Required task: Keep only the lines of the listing that include the word "pora", and copy them.

▼▼▼

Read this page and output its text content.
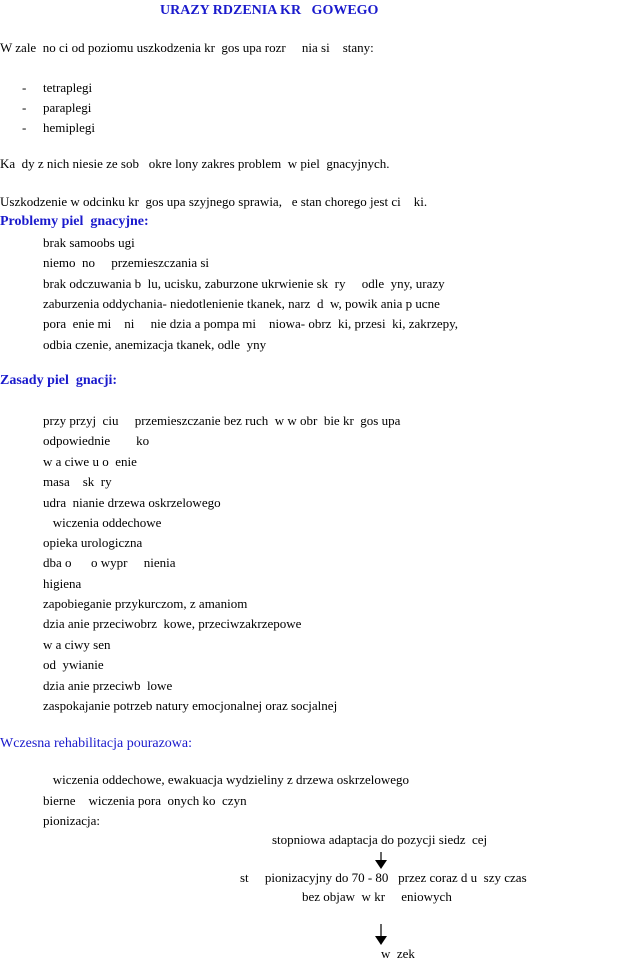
URAZY RDZENIA KR   GOWEGO
W zale  no ci od poziomu uszkodzenia kr  gos upa rozr     nia si    stany:
- tetraplegi
- paraplegi
- hemiplegi
Ka  dy z nich niesie ze sob   okre lony zakres problem  w piel  gnacyjnych.
Uszkodzenie w odcinku kr  gos upa szyjnego sprawia,   e stan chorego jest ci    ki.
Problemy piel  gnacyjne:
brak samoobs ugi
niemo  no     przemieszczania si
brak odczuwania b  lu, ucisku, zaburzone ukrwienie sk  ry     odle  yny, urazy
zaburzenia oddychania- niedotlenienie tkanek, narz  d  w, powik ania p ucne
pora  enie mi    ni     nie dzia a pompa mi    niowa- obrz  ki, przesi  ki, zakrzepy,
odbia czenie, anemizacja tkanek, odle  yny
Zasady piel  gnacji:
przy przyj  ciu     przemieszczanie bez ruch  w w obr  bie kr  gos upa
odpowiednie        ko
w a ciwe u o  enie
masa    sk  ry
udra  nianie drzewa oskrzelowego
wiczenia oddechowe
opieka urologiczna
dba o      o wypr     nienia
higiena
zapobieganie przykurczom, z amaniom
dzia anie przeciwobrz  kowe, przeciwzakrzepowe
w a ciwy sen
od  ywianie
dzia anie przeciwb  lowe
zaspokajanie potrzeb natury emocjonalnej oraz socjalnej
Wczesna rehabilitacja pourazowa:
wiczenia oddechowe, ewakuacja wydzieliny z drzewa oskrzelowego
bierne    wiczenia pora  onych ko  czyn
pionizacja:
stopniowa adaptacja do pozycji siedz  cej
st     pionizacyjny do 70 - 80   przez coraz d u  szy czas
bez objaw  w kr     eniowych
w  zek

▲▲▲

The reply:
pora  enie mi    ni     nie dzia a pompa mi    niowa- obrz  ki, przesi  ki, zakrzepy,
bierne    wiczenia pora  onych ko  czyn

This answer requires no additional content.